Data records:
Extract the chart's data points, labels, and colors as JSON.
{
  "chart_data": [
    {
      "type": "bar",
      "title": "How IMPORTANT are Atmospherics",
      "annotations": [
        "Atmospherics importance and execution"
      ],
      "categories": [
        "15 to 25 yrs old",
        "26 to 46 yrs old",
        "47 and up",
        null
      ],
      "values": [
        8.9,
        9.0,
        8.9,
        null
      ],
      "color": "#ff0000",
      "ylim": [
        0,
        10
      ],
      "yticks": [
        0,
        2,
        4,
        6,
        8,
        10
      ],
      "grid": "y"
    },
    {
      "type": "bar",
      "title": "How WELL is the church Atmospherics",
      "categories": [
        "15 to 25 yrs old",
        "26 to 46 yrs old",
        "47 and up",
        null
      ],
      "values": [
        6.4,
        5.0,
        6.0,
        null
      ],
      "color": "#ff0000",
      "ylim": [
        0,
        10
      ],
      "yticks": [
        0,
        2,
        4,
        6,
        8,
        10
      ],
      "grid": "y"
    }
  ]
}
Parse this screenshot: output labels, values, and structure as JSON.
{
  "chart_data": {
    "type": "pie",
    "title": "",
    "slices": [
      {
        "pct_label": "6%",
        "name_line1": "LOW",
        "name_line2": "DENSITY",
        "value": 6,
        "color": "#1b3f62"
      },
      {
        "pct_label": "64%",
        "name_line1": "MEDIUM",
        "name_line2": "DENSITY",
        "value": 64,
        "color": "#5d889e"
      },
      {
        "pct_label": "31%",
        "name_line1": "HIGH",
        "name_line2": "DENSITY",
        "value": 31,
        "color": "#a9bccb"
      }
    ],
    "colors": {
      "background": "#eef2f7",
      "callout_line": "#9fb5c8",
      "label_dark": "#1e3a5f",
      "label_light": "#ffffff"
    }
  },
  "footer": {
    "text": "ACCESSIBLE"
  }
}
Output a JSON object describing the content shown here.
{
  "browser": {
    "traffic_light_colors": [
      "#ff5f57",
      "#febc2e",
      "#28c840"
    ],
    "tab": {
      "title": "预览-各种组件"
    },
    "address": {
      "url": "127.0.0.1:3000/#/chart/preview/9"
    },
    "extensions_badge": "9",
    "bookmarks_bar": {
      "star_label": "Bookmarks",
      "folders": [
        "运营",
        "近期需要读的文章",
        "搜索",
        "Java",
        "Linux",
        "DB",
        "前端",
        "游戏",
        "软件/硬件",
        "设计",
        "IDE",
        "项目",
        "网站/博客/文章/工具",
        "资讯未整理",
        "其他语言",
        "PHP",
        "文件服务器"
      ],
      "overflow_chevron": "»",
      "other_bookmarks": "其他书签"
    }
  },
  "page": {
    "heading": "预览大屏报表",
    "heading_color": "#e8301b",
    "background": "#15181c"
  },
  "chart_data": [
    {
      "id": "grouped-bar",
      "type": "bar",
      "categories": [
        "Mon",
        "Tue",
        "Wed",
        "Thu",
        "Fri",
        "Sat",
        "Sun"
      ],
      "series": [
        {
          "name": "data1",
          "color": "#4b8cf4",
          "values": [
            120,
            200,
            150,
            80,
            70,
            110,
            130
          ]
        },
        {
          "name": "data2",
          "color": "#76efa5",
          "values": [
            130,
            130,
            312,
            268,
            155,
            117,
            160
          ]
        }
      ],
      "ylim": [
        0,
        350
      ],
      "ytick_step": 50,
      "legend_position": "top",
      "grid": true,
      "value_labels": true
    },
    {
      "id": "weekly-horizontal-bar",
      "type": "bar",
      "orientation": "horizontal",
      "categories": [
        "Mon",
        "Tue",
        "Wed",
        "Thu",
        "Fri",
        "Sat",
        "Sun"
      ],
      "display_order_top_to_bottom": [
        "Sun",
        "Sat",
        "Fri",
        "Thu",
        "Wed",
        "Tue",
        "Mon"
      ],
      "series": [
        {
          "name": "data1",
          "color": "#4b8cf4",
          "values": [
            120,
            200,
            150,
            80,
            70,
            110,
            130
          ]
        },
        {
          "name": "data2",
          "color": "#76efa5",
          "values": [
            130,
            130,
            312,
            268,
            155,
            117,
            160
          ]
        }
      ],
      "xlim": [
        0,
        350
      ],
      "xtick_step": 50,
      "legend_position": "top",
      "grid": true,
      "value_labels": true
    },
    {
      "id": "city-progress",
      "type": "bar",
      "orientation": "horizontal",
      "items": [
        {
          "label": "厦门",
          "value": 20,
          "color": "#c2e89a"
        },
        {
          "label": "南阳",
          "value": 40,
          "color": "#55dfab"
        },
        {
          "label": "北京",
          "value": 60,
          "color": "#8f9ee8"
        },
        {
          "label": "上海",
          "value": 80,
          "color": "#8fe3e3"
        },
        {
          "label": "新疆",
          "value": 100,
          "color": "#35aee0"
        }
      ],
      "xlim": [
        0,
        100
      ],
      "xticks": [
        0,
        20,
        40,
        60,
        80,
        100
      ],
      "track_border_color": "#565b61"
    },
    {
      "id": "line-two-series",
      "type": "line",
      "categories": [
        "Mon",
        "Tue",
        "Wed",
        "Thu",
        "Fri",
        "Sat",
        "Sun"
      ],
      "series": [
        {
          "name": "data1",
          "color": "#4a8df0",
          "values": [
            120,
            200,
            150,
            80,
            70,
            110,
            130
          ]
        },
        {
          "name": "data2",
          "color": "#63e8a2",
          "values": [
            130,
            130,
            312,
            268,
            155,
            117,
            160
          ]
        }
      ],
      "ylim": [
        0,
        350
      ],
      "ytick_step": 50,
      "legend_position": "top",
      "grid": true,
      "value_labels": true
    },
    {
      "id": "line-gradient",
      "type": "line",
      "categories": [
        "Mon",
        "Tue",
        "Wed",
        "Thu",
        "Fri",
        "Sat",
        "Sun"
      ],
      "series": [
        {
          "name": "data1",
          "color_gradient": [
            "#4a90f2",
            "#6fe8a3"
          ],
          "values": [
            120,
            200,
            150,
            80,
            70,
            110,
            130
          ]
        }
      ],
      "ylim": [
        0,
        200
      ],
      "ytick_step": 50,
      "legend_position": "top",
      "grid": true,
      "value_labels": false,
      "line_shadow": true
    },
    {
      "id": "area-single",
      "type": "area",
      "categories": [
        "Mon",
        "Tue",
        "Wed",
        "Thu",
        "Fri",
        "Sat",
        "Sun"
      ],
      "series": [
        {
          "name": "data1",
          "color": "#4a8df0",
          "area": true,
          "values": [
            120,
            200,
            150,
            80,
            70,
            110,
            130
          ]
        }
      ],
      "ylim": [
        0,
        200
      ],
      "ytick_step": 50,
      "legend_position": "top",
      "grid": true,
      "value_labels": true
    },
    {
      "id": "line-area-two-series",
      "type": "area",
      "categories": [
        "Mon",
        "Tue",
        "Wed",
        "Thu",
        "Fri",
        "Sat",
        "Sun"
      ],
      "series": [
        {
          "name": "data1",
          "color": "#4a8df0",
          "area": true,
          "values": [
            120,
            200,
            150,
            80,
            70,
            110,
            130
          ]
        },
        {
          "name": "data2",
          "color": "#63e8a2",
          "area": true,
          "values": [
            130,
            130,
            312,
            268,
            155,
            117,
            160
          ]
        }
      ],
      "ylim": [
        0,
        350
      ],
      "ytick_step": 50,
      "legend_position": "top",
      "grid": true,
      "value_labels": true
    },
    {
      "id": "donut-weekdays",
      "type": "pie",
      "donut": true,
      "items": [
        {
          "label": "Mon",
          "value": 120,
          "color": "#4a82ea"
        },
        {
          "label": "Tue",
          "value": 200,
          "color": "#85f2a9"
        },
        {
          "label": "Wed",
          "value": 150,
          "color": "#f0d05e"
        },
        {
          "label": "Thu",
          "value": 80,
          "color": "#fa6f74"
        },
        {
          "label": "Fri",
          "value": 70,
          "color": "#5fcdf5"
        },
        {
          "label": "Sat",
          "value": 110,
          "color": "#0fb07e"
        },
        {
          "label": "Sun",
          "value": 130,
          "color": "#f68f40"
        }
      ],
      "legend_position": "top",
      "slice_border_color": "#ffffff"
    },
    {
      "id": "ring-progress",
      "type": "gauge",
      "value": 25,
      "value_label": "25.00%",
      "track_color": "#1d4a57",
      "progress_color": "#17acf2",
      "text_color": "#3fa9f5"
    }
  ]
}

→ **Set task**: Search the data for "ffffff". Copy every line that has it.

→ **Reply**:
      "label_light": "#ffffff"
      "slice_border_color": "#ffffff"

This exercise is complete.